_To be done:_
Copy each line containing the word "sowie" from the records that follow, please.

--

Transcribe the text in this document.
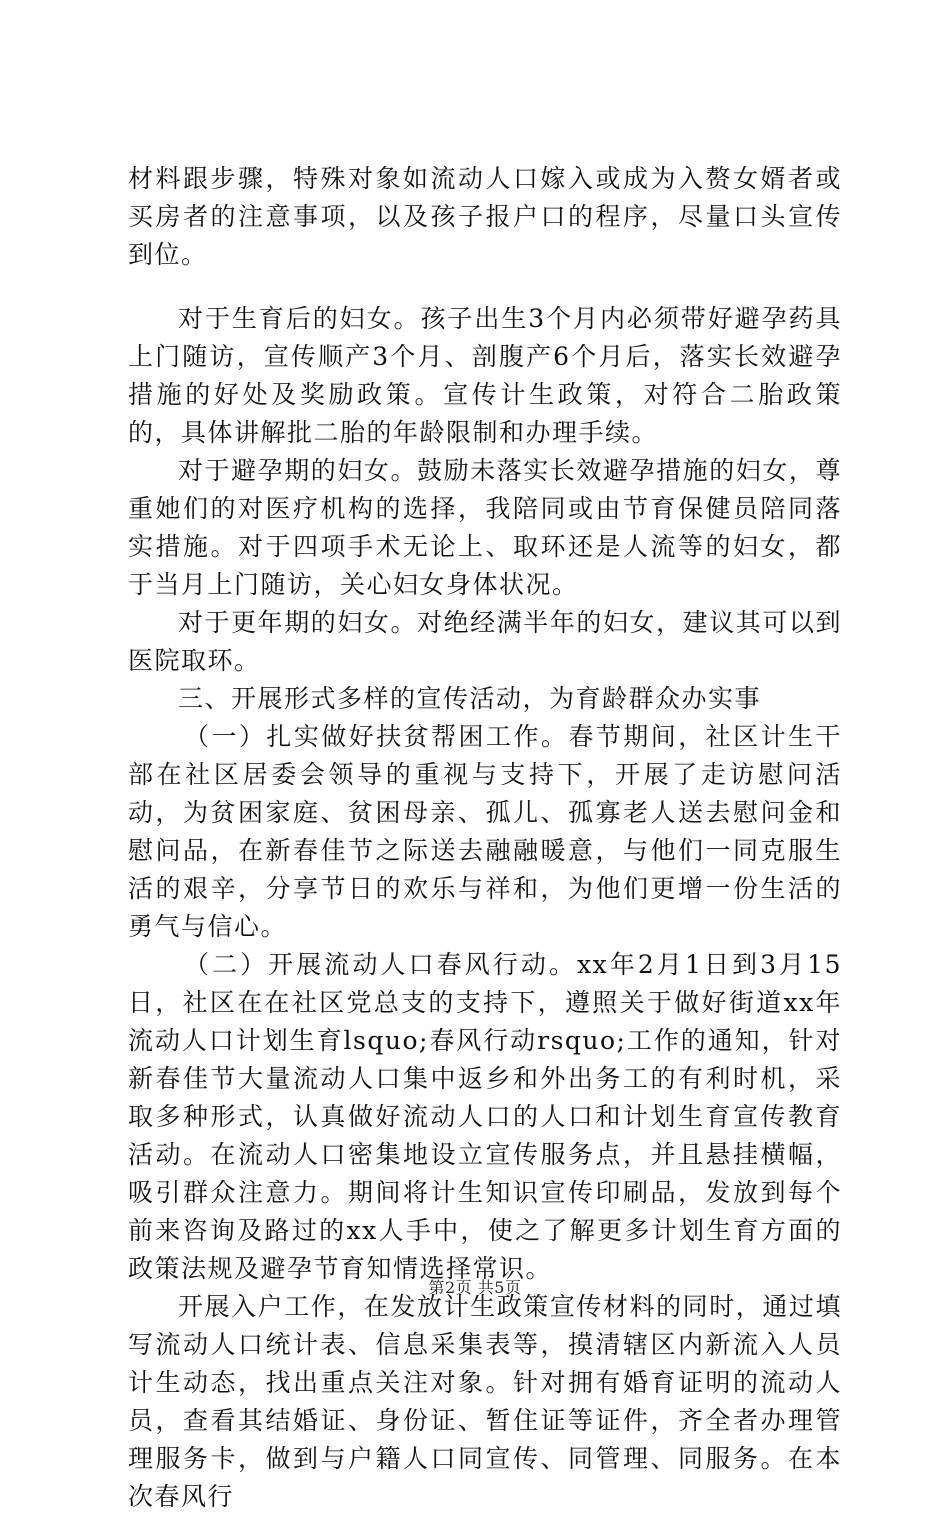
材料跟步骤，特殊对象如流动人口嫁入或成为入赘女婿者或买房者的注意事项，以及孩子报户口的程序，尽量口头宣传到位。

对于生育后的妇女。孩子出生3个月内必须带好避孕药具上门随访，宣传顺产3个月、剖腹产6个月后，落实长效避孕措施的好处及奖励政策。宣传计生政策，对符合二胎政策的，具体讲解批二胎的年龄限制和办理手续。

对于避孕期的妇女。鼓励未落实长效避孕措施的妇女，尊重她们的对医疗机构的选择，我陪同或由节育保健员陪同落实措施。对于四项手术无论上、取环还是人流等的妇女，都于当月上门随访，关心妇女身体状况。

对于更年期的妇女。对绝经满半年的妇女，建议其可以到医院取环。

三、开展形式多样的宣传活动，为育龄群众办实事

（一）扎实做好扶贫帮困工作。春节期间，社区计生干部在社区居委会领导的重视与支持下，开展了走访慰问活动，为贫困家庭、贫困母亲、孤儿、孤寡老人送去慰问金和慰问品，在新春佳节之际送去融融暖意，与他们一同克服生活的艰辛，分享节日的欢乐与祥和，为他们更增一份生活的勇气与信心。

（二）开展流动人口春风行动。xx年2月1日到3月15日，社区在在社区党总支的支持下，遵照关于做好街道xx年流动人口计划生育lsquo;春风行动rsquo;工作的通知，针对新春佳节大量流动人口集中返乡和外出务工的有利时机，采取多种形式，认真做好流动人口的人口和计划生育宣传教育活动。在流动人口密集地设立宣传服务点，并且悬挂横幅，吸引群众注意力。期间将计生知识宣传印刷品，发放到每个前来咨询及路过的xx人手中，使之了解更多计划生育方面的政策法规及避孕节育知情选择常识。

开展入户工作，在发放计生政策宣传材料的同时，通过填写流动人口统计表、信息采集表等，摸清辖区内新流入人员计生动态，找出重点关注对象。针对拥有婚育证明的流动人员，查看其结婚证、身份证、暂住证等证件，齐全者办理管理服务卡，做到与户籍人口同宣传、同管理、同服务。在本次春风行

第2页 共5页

--

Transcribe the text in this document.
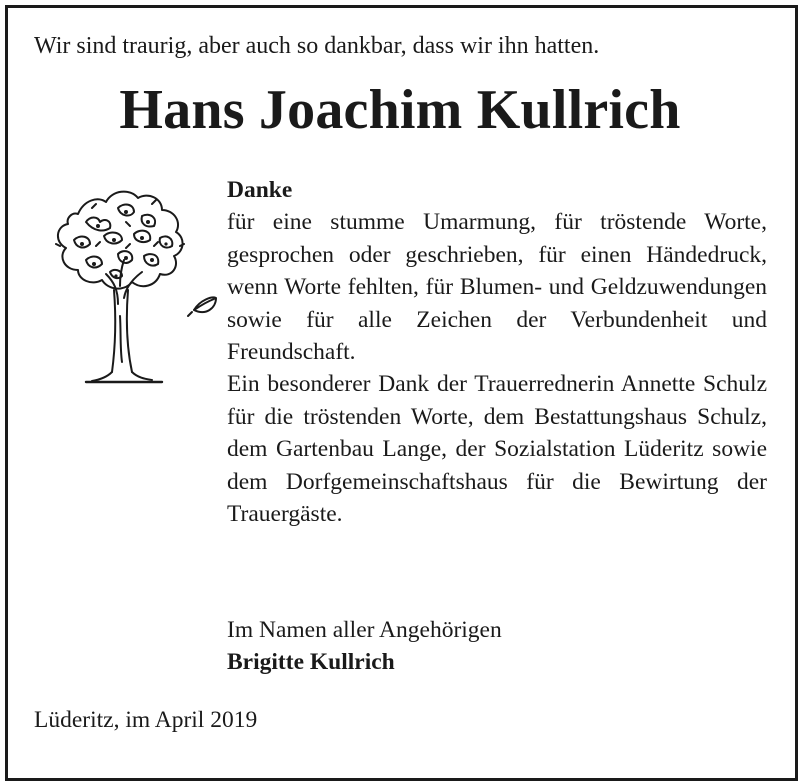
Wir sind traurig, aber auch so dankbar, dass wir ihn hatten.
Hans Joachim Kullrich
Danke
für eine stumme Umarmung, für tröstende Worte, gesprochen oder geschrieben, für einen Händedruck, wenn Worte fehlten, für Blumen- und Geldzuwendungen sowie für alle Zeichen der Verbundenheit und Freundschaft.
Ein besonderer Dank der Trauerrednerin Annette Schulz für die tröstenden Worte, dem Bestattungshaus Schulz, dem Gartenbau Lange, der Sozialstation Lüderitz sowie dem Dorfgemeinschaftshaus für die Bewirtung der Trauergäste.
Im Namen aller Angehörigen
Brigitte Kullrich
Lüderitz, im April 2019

--

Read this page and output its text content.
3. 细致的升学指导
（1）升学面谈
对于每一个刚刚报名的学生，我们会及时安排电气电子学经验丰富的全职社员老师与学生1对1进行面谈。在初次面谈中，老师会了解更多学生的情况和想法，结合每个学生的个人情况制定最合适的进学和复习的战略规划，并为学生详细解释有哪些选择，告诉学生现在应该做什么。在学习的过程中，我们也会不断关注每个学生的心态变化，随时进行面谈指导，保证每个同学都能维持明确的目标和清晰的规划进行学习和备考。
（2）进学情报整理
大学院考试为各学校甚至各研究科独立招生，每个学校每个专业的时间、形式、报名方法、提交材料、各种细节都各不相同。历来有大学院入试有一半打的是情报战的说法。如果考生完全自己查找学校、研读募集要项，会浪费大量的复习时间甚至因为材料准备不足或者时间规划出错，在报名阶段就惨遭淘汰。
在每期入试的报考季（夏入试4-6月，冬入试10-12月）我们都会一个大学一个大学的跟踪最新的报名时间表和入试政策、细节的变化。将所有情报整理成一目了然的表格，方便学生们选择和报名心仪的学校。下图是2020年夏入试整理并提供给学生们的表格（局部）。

--

_Response to this task:_
für eine stumme Umarmung, für tröstende Worte, gesprochen oder geschrieben, für einen Händedruck, wenn Worte fehlten, für Blumen- und Geldzuwendungen sowie für alle Zeichen der Verbundenheit und Freundschaft.
Ein besonderer Dank der Trauerrednerin Annette Schulz für die tröstenden Worte, dem Bestattungshaus Schulz, dem Gartenbau Lange, der Sozialstation Lüderitz sowie dem Dorfgemeinschaftshaus für die Bewirtung der Trauergäste.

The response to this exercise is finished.